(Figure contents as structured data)
>>>>
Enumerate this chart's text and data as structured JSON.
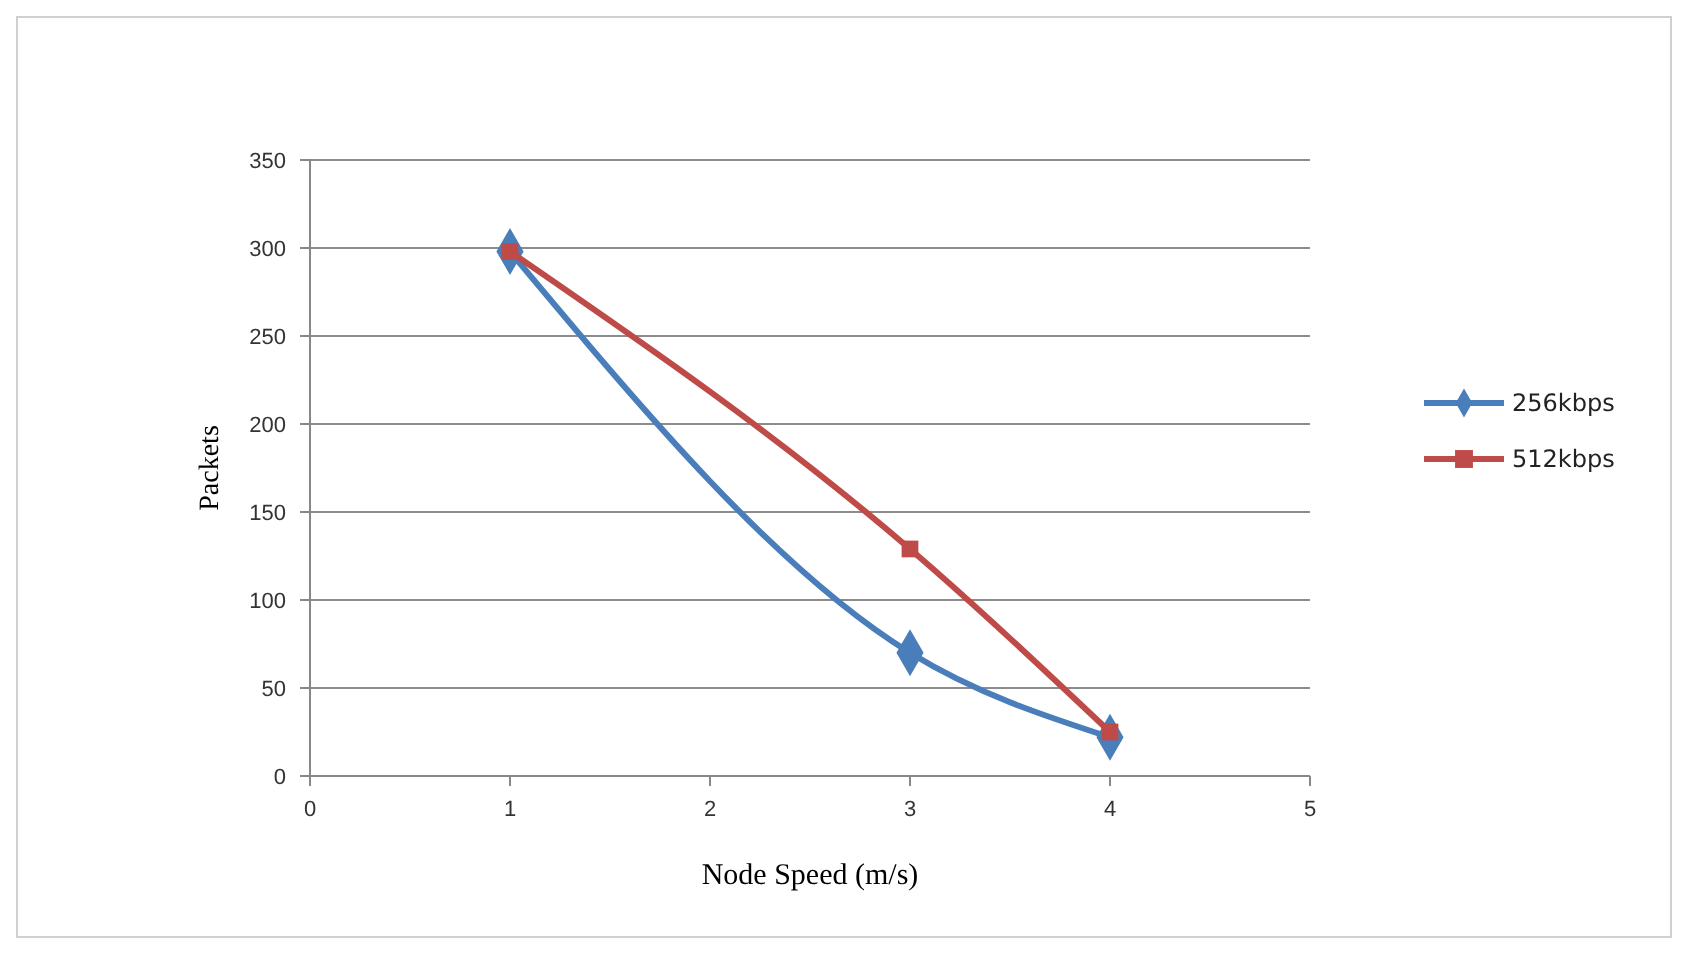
{
  "chart_data": {
    "type": "line",
    "xlabel": "Node Speed (m/s)",
    "ylabel": "Packets",
    "xlim": [
      0,
      5
    ],
    "xticks": [
      0,
      1,
      2,
      3,
      4,
      5
    ],
    "ylim": [
      0,
      350
    ],
    "yticks": [
      0,
      50,
      100,
      150,
      200,
      250,
      300,
      350
    ],
    "grid": "y",
    "legend": "right",
    "series": [
      {
        "name": "256kbps",
        "color": "#4a7ebb",
        "x": [
          1,
          3,
          4
        ],
        "values": [
          298,
          70,
          22
        ],
        "marker": "diamond"
      },
      {
        "name": "512kbps",
        "color": "#be4b48",
        "x": [
          1,
          3,
          4
        ],
        "values": [
          298,
          129,
          25
        ],
        "marker": "square"
      }
    ]
  }
}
<<<<
■ TO BE DONE
All of the records need repeating exactly, except for the pictures.

■ EXERCISE RESPONSE
Enumerate this chart's text and data as structured JSON.
{
  "chart_data": {
    "type": "line",
    "xlabel": "Node Speed (m/s)",
    "ylabel": "Packets",
    "xlim": [
      0,
      5
    ],
    "xticks": [
      0,
      1,
      2,
      3,
      4,
      5
    ],
    "ylim": [
      0,
      350
    ],
    "yticks": [
      0,
      50,
      100,
      150,
      200,
      250,
      300,
      350
    ],
    "grid": "y",
    "legend": "right",
    "series": [
      {
        "name": "256kbps",
        "color": "#4a7ebb",
        "x": [
          1,
          3,
          4
        ],
        "values": [
          298,
          70,
          22
        ],
        "marker": "diamond"
      },
      {
        "name": "512kbps",
        "color": "#be4b48",
        "x": [
          1,
          3,
          4
        ],
        "values": [
          298,
          129,
          25
        ],
        "marker": "square"
      }
    ]
  }
}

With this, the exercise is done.